Requirements:
In the material below, the lines containing the word "следующие" are required; copy each of them.

(Records from a data collection)
begin

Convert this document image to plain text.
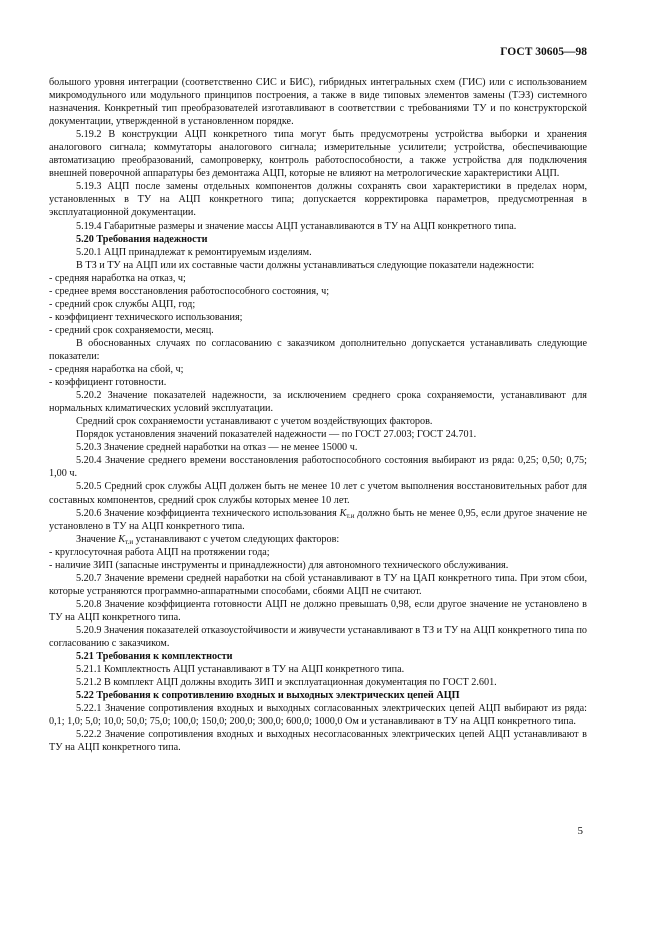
ГОСТ 30605—98

большого уровня интеграции (соответственно СИС и БИС), гибридных интегральных схем (ГИС) или с использованием микромодульного или модульного принципов построения, а также в виде типовых элементов замены (ТЭЗ) системного назначения. Конкретный тип преобразователей изготавливают в соответствии с требованиями ТУ и по конструкторской документации, утвержденной в установленном порядке.

5.19.2 В конструкции АЦП конкретного типа могут быть предусмотрены устройства выборки и хранения аналогового сигнала; коммутаторы аналогового сигнала; измерительные усилители; устройства, обеспечивающие автоматизацию преобразований, самопроверку, контроль работоспособности, а также устройства для подключения внешней поверочной аппаратуры без демонтажа АЦП, которые не влияют на метрологические характеристики АЦП.

5.19.3 АЦП после замены отдельных компонентов должны сохранять свои характеристики в пределах норм, установленных в ТУ на АЦП конкретного типа; допускается корректировка параметров, предусмотренная в эксплуатационной документации.

5.19.4 Габаритные размеры и значение массы АЦП устанавливаются в ТУ на АЦП конкретного типа.

5.20 Требования надежности

5.20.1 АЦП принадлежат к ремонтируемым изделиям.

В ТЗ и ТУ на АЦП или их составные части должны устанавливаться следующие показатели надежности:

- средняя наработка на отказ, ч;

- среднее время восстановления работоспособного состояния, ч;

- средний срок службы АЦП, год;

- коэффициент технического использования;

- средний срок сохраняемости, месяц.

В обоснованных случаях по согласованию с заказчиком дополнительно допускается устанавливать следующие показатели:

- средняя наработка на сбой, ч;

- коэффициент готовности.

5.20.2 Значение показателей надежности, за исключением среднего срока сохраняемости, устанавливают для нормальных климатических условий эксплуатации.

Средний срок сохраняемости устанавливают с учетом воздействующих факторов.

Порядок установления значений показателей надежности — по ГОСТ 27.003; ГОСТ 24.701.

5.20.3 Значение средней наработки на отказ — не менее 15000 ч.

5.20.4 Значение среднего времени восстановления работоспособного состояния выбирают из ряда: 0,25; 0,50; 0,75; 1,00 ч.

5.20.5 Средний срок службы АЦП должен быть не менее 10 лет с учетом выполнения восстановительных работ для составных компонентов, средний срок службы которых менее 10 лет.

5.20.6 Значение коэффициента технического использования $K_{т.и}$ должно быть не менее 0,95, если другое значение не установлено в ТУ на АЦП конкретного типа.

Значение $K_{т.и}$ устанавливают с учетом следующих факторов:

- круглосуточная работа АЦП на протяжении года;

- наличие ЗИП (запасные инструменты и принадлежности) для автономного технического обслуживания.

5.20.7 Значение времени средней наработки на сбой устанавливают в ТУ на ЦАП конкретного типа. При этом сбои, которые устраняются программно-аппаратными способами, сбоями АЦП не считают.

5.20.8 Значение коэффициента готовности АЦП не должно превышать 0,98, если другое значение не установлено в ТУ на АЦП конкретного типа.

5.20.9 Значения показателей отказоустойчивости и живучести устанавливают в ТЗ и ТУ на АЦП конкретного типа по согласованию с заказчиком.

5.21 Требования к комплектности

5.21.1 Комплектность АЦП устанавливают в ТУ на АЦП конкретного типа.

5.21.2 В комплект АЦП должны входить ЗИП и эксплуатационная документация по ГОСТ 2.601.

5.22 Требования к сопротивлению входных и выходных электрических цепей АЦП

5.22.1 Значение сопротивления входных и выходных согласованных электрических цепей АЦП выбирают из ряда: 0,1; 1,0; 5,0; 10,0; 50,0; 75,0; 100,0; 150,0; 200,0; 300,0; 600,0; 1000,0 Ом и устанавливают в ТУ на АЦП конкретного типа.

5.22.2 Значение сопротивления входных и выходных несогласованных электрических цепей АЦП устанавливают в ТУ на АЦП конкретного типа.

5
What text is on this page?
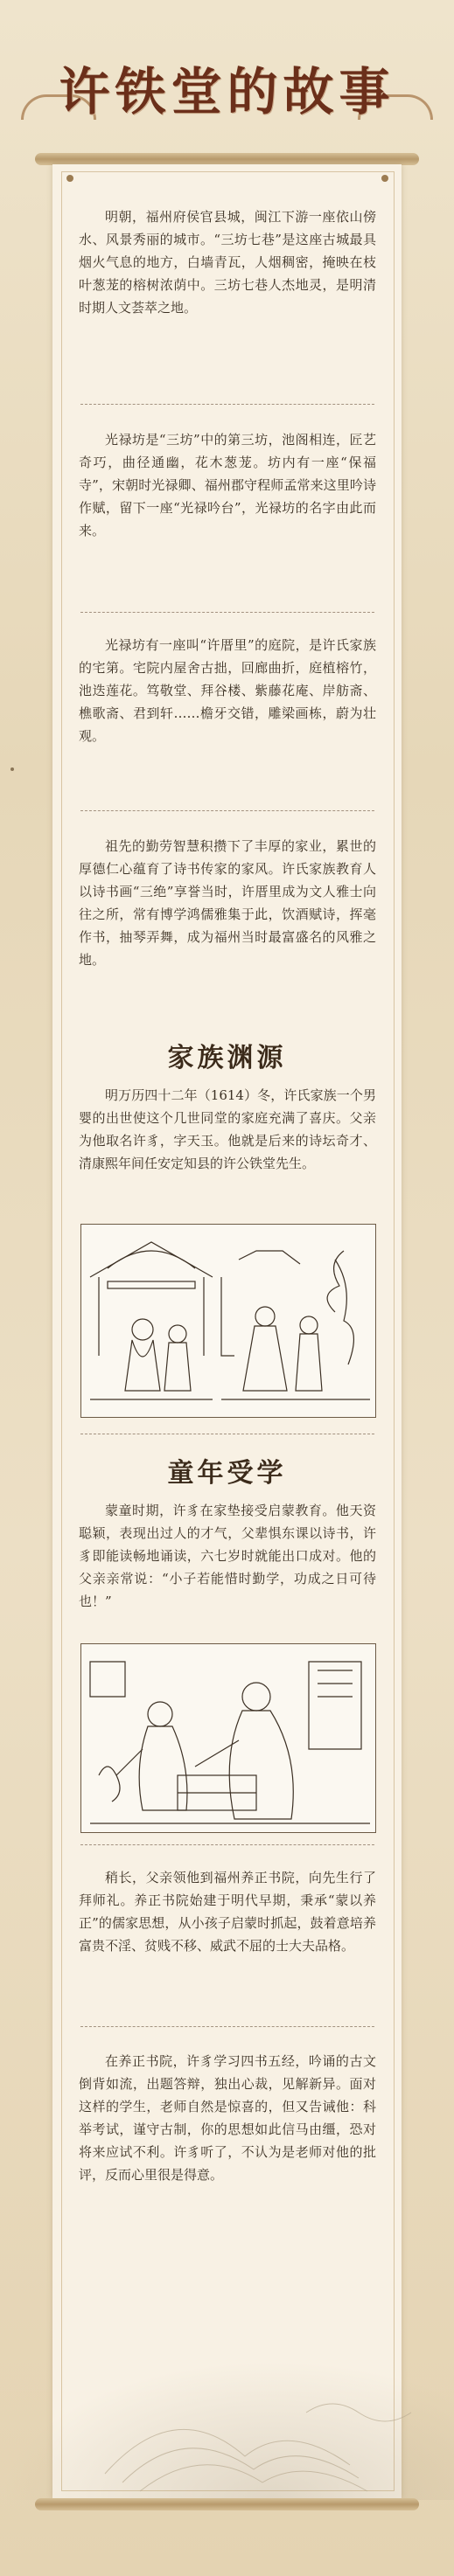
许铁堂的故事
明朝，福州府侯官县城，闽江下游一座依山傍水、风景秀丽的城市。“三坊七巷”是这座古城最具烟火气息的地方，白墙青瓦，人烟稠密，掩映在枝叶葱茏的榕树浓荫中。三坊七巷人杰地灵，是明清时期人文荟萃之地。
光禄坊是“三坊”中的第三坊，池阁相连，匠艺奇巧，曲径通幽，花木葱茏。坊内有一座“保福寺”，宋朝时光禄卿、福州郡守程师孟常来这里吟诗作赋，留下一座“光禄吟台”，光禄坊的名字由此而来。
光禄坊有一座叫“许厝里”的庭院，是许氏家族的宅第。宅院内屋舍古拙，回廊曲折，庭植榕竹，池迭莲花。笃敬堂、拜谷楼、紫藤花庵、岸舫斋、樵歌斋、君到轩……檐牙交错，雕梁画栋，蔚为壮观。
祖先的勤劳智慧积攒下了丰厚的家业，累世的厚德仁心蕴育了诗书传家的家风。许氏家族教育人以诗书画“三绝”享誉当时，许厝里成为文人雅士向往之所，常有博学鸿儒雅集于此，饮酒赋诗，挥毫作书，抽琴弄舞，成为福州当时最富盛名的风雅之地。
家族渊源
明万历四十二年（1614）冬，许氏家族一个男婴的出世使这个几世同堂的家庭充满了喜庆。父亲为他取名许豸，字天玉。他就是后来的诗坛奇才、清康熙年间任安定知县的许公铁堂先生。
童年受学
蒙童时期，许豸在家垫接受启蒙教育。他天资聪颖，表现出过人的才气，父辈惧东课以诗书，许豸即能读畅地诵读，六七岁时就能出口成对。他的父亲亲常说：“小子若能惜时勤学，功成之日可待也！”
稍长，父亲领他到福州养正书院，向先生行了拜师礼。养正书院始建于明代早期，秉承“蒙以养正”的儒家思想，从小孩子启蒙时抓起，鼓着意培养富贵不淫、贫贱不移、威武不屈的士大夫品格。
在养正书院，许豸学习四书五经，吟诵的古文倒背如流，出题答辩，独出心裁，见解新异。面对这样的学生，老师自然是惊喜的，但又告诫他：科举考试，谨守古制，你的思想如此信马由缰，恐对将来应试不利。许豸听了，不认为是老师对他的批评，反而心里很是得意。
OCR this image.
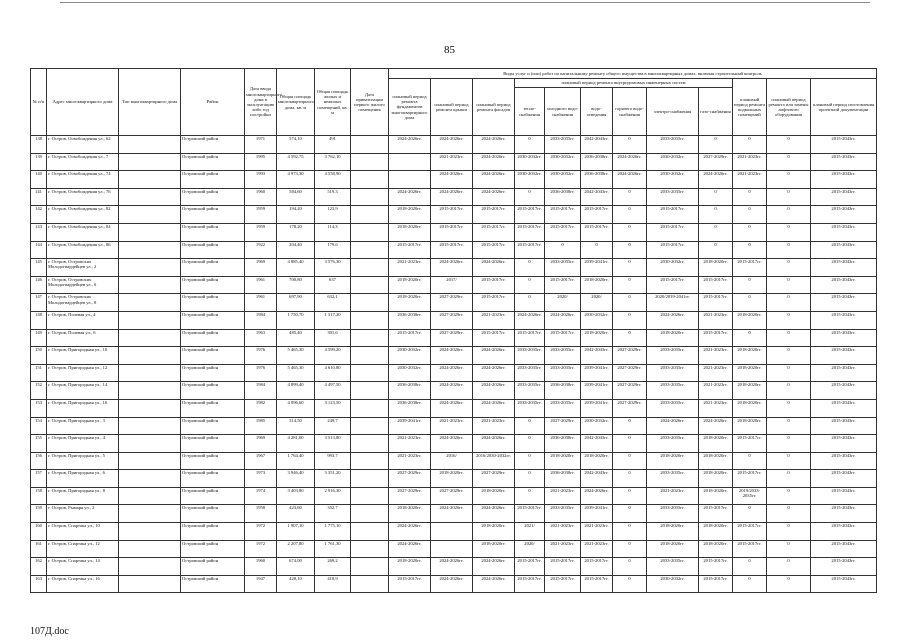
85
№ п/п	Адрес многоквартирного дома	Тип многоквартирного дома	Район	Дата ввода многоквартирного дома в эксплуатацию либо год постройки	Общая площадь многоквартирного дома, кв. м	Общая площадь жилых и нежилых помещений, кв. м	Дата приватизации первого жилого помещения	Виды услуг и (или) работ по капитальному ремонту общего имущества в многоквартирных домах, включая строительный контроль											
								плановый период ремонта фундаментов многоквартирного дома	плановый период ремонта крыши	плановый период ремонта фасадов	плановый период ремонта внутридомовых инженерных систем						плановый период ремонта подвальных помещений	плановый период ремонта или замены лифтового оборудования	плановый период изготовления проектной документации
											тепло-снабжения	холодного водо-снабжения	водо-отведения	горячего водо-снабжения	электро-снабжения	газо-снабжения			
138	г. Остров, Освобождения ул., 62		Островский район	1971	574,10	491		2024-2026гг.	2024-2026гг.	2024-2026гг.	0	2033-2035гг.	2042-2043гг.	0	2033-2035гг.	0	0	0	2015-2043гг.
139	г. Остров, Освобождения ул., 7		Островский район	1995	4 592,75	3 762,10			2021-2023гг.	2024-2026гг.	2030-2032гг.	2030-2032гг.	2036-2038гг.	2024-2026гг.	2030-2032гг.	2027-2029гг.	2021-2023гг.	0	2015-2043гг.
140	г. Остров, Освобождения ул., 74		Островский район	1993	4 973,30	4 558,90			2024-2026гг.	2024-2026гг.	2030-2032гг.	2030-2032гг.	2036-2038гг.	2024-2026гг.	2030-2032гг.	2024-2026гг.	2021-2023гг.	0	2015-2043гг.
141	г. Остров, Освобождения ул., 76		Островский район	1960	584,60	519,3		2024-2026гг.	2024-2026гг.	2024-2026гг.	0	2036-2038гг.	2042-2043гг.	0	2033-2035гг.	0	0	0	2015-2043гг.
142	г. Остров, Освобождения ул., 82		Островский район	1959	194,20	123,9		2018-2020гг.	2015-2017гг.	2015-2017гг.	2015-2017гг.	2015-2017гг.	2015-2017гг.	0	2015-2017гг.	0	0	0	2015-2043гг.
143	г. Остров, Освобождения ул., 84		Островский район	1959	178,20	114,3		2018-2020гг.	2015-2017гг.	2015-2017гг.	2015-2017гг.	2015-2017гг.	2015-2017гг.	0	2015-2017гг.	0	0	0	2015-2043гг.
144	г. Остров, Освобождения ул., 86		Островский район	1922	204,40	179,6		2015-2017гг.	2015-2017гг.	2015-2017гг.	2015-2017гг.	0	0	0	2015-2017гг.	0	0	0	2015-2043гг.
145	г. Остров, Островских Молодогвардейцев ул., 2		Островский район	1969	4 885,40	3 576,30		2021-2023гг.	2024-2026гг.	2024-2026гг.	0	2033-2035гг.	2039-2041гг.	0	2030-2032гг.	2018-2020гг.	2015-2017гг.	0	2015-2043гг.
146	г. Остров, Островских Молодогвардейцев ул., 6		Островский район	1961	700,80	637		2018-2020гг.	2017/	2015-2017гг.	0	2015-2017гг.	2018-2020гг.	0	2015-2017гг.	2015-2017гг.	0	0	2015-2043гг.
147	г. Остров, Островских Молодогвардейцев ул., 8		Островский район	1961	697,90	632,1		2018-2020гг.	2027-2029гг.	2015-2017гг.	0	2020/	2020/	0	2020/2039-2041гг.	2015-2017гг.	0	0	2015-2043гг.
148	г. Остров, Полевая ул., 4		Островский район	1984	1 750,70	1 317,20		2036-2038гг.	2027-2029гг.	2021-2023гг.	2024-2026гг.	2024-2026гг.	2030-2032гг.	0	2024-2026гг.	2021-2023гг.	2018-2020гг.	0	2015-2043гг.
149	г. Остров, Полевая ул., 6		Островский район	1963	485,40	391,6		2015-2017гг.	2027-2029гг.	2015-2017гг.	2015-2017гг.	2015-2017гг.	2018-2020гг.	0	2018-2020гг.	2015-2017гг.	0	0	2015-2043гг.
150	г. Остров, Пригородная ул., 10		Островский район	1976	5 465,30	4 599,20		2030-2032гг.	2024-2026гг.	2024-2026гг.	2033-2035гг.	2033-2035гг.	2042-2043гг.	2027-2029гг.	2033-2035гг.	2021-2023гг.	2018-2020гг.	0	2015-2043гг.
151	г. Остров, Пригородная ул., 12		Островский район	1976	5 465,30	4 610,80		2030-2032гг.	2024-2026гг.	2024-2026гг.	2033-2035гг.	2033-2035гг.	2039-2041гг.	2027-2029гг.	2033-2035гг.	2021-2023гг.	2018-2020гг.	0	2015-2043гг.
152	г. Остров, Пригородная ул., 14		Островский район	1984	4 899,40	4 497,50		2036-2038гг.	2024-2026гг.	2024-2026гг.	2033-2035гг.	2036-2038гг.	2039-2041гг.	2027-2029гг.	2033-2035гг.	2021-2023гг.	2018-2020гг.	0	2015-2043гг.
153	г. Остров, Пригородная ул., 16		Островский район	1982	4 096,60	3 123,50		2036-2038гг.	2024-2026гг.	2024-2026гг.	2033-2035гг.	2033-2035гг.	2039-2041гг.	2027-2029гг.	2033-2035гг.	2021-2023гг.	2018-2020гг.	0	2015-2043гг.
154	г. Остров, Пригородная ул., 3		Островский район	1985	314,50	249,7		2039-2041гг.	2021-2023гг.	2021-2023гг.	0	2027-2029гг.	2030-2032гг.	0	2024-2026гг.	2024-2026гг.	2018-2020гг.	0	2015-2043гг.
155	г. Остров, Пригородная ул., 4		Островский район	1969	4 281,00	3 513,80		2021-2023гг.	2024-2026гг.	2024-2026гг.	0	2036-2038гг.	2042-2043гг.	0	2033-2035гг.	2018-2020гг.	2015-2017гг.	0	2015-2043гг.
156	г. Остров, Пригородная ул., 5		Островский район	1967	1 764,40	993,7		2021-2023гг.	2016/	2016/2030-2032гг.	0	2018-2020гг.	2018-2020гг.	0	2018-2020гг.	2018-2020гг.	0	0	2015-2043гг.
157	г. Остров, Пригородная ул., 6		Островский район	1973	3 946,40	3 351,20		2027-2029гг.	2018-2020гг.	2027-2029гг.	0	2036-2038гг.	2042-2043гг.	0	2033-2035гг.	2018-2020гг.	2015-2017гг.	0	2015-2043гг.
158	г. Остров, Пригородная ул., 8		Островский район	1974	3 403,80	2 916,30		2027-2029гг.	2027-2029гг.	2018-2020гг.	0	2021-2023гг.	2024-2026гг.	0	2021-2023гг.	2018-2020гг.	2019/2033-2035гг.	0	2015-2043гг.
159	г. Остров, Рымаря ул., 2		Островский район	1958	423,60	352,7		2018-2020гг.	2024-2026гг.	2024-2026гг.	2015-2017гг.	2033-2035гг.	2039-2041гг.	0	2033-2035гг.	2015-2017гг.	0	0	2015-2043гг.
160	г. Остров, Спартака ул., 10		Островский район	1972	1 907,10	1 775,10		2024-2026гг.		2018-2020гг.	2021/	2021-2023гг.	2021-2023гг.	0	2018-2020гг.	2018-2020гг.	2015-2017гг.	0	2015-2043гг.
161	г. Остров, Спартака ул., 12		Островский район	1972	2 207,80	1 761,30		2024-2026гг.		2018-2020гг.	2020/	2021-2023гг.	2021-2023гг.	0	2018-2020гг.	2018-2020гг.	2015-2017гг.	0	2015-2043гг.
162	г. Остров, Спартака ул., 14		Островский район	1960	674,00	269,2		2018-2020гг.	2024-2026гг.	2024-2026гг.	2015-2017гг.	2015-2017гг.	2015-2017гг.	0	2033-2035гг.	2015-2017гг.	0	0	2015-2043гг.
163	г. Остров, Спартака ул., 16		Островский район	1947	428,10	418,9		2015-2017гг.	2024-2026гг.	2024-2026гг.	2015-2017гг.	2015-2017гг.	2015-2017гг.	0	2030-2032гг.	2015-2017гг.	0	0	2015-2043гг.
107Д.doc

end

Solution to the problem:
В ТЗ и ТУ на АЦП или их составные части должны устанавливаться следующие показатели надежности:
В обоснованных случаях по согласованию с заказчиком дополнительно допускается устанавливать следующие показатели:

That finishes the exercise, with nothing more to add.